BITTE BEARBEITEN =>
1) Entnimm dem Textauszug wörtlich die Stelle von „Die Reise nach“ bis einschließlich „Fragen über Fragen.“.
2) Prüfe anhand des Textauszugs, ob die Aussagen (a) bis (c) zutreffen, und antworte jeweils mit Ja oder Nein samt den entscheidenden Worten als genauem Zitat.
(a) Die Eltern des Erzählers führten ein ungefährliches Leben.
(b) Der Vater liegt in einem Krankenhaus in Göttingen.
(c) Im Arbeitszimmer des Vaters findet der Protagonist eine Aktenmappe.

Platte Buch

Ende der Flucht

Unter anderen Umständen wäre er vielleicht gar nicht zurückgekehrt. Aber jetzt liegt der Vater schwer krank in einem Krankenhaus in Buenos Aires. Die letzten acht Jahre hat der junge Protagonist in Patricio Prons Debüt­roman »Der Geist meiner Väter steigt im Regen auf« in Göttingen gelebt – um zu studieren und viel Zeit bei einem Psychiater zu verbringen. Antidepressiva haben sein Gedächtnis porös werden lassen.
Die Reise nach Argentinien ändert beinahe alles. Im Arbeitszimmer des Vaters findet er eine prall gefüllte Aktenmappe. Die über viele Romanseiten ausgebreiteten fiktiven Zeitungsausschnitte und Notizen über den Mord an ­einem Freund des Vaters geben den Blick frei auf ein nicht aufgearbeitetes Kapitel der Gewalt – auf die Zeit der Militärdiktatur zwischen 1976 und 1983. Von hier aus erweist sich die idyllische Kindheit des Protagonisten und Ich-Erzählers als verzerrte Erinnerung. Tatsächlich verbrachten die Eltern ein gefährliches Leben im politischen Widerstand. Nichts davon gewusst? Halb geahnt und verdrängt? Fragen über Fragen.

BEREITGESTELLTE DATEN =>
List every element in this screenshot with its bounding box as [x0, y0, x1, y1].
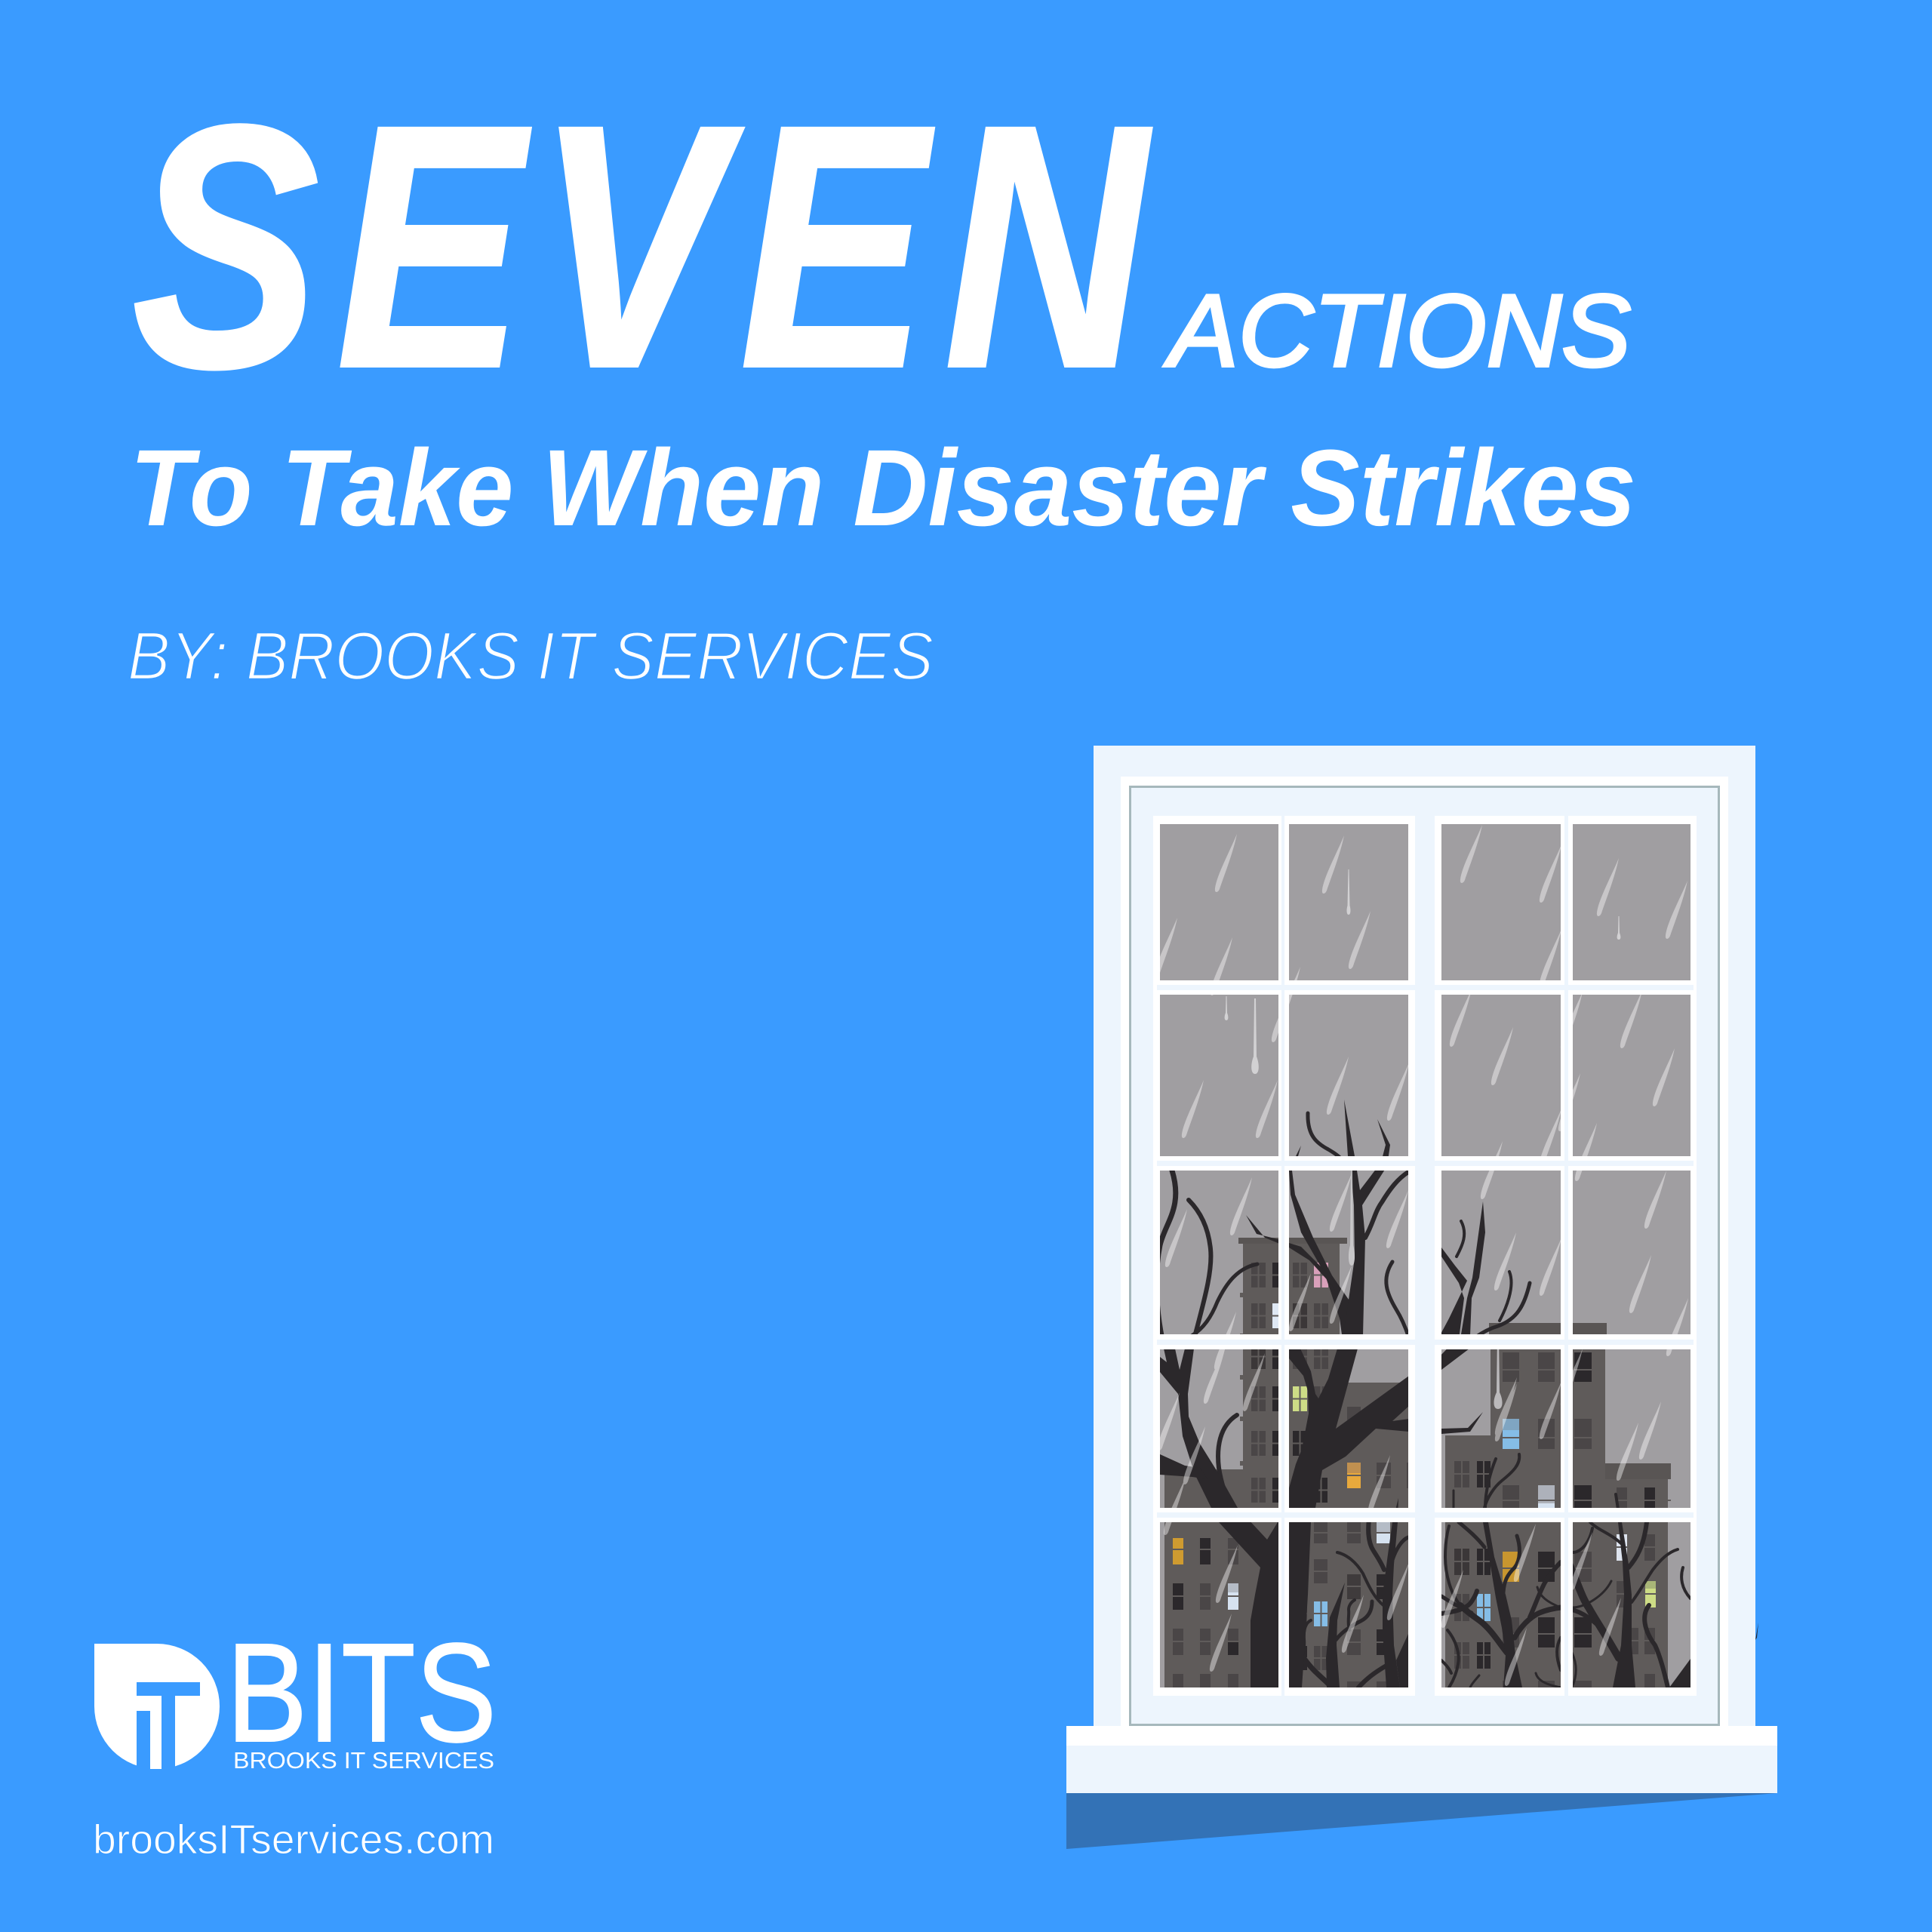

LÖSUNGEN =>
1)
Die Reise nach Argentinien ändert beinahe alles. Im Arbeitszimmer des Vaters findet er eine prall gefüllte Aktenmappe. Die über viele Romanseiten ausgebreiteten fiktiven Zeitungsausschnitte und Notizen über den Mord an ­einem Freund des Vaters geben den Blick frei auf ein nicht aufgearbeitetes Kapitel der Gewalt – auf die Zeit der Militärdiktatur zwischen 1976 und 1983. Von hier aus erweist sich die idyllische Kindheit des Protagonisten und Ich-Erzählers als verzerrte Erinnerung. Tatsächlich verbrachten die Eltern ein gefährliches Leben im politischen Widerstand. Nichts davon gewusst? Halb geahnt und verdrängt? Fragen über Fragen.

2)
(a) Nein: „Tatsächlich verbrachten die Eltern ein gefährliches Leben im politischen Widerstand.“
(b) Nein: „Aber jetzt liegt der Vater schwer krank in einem Krankenhaus in Buenos Aires.“
(c) Ja: „Im Arbeitszimmer des Vaters findet er eine prall gefüllte Aktenmappe.“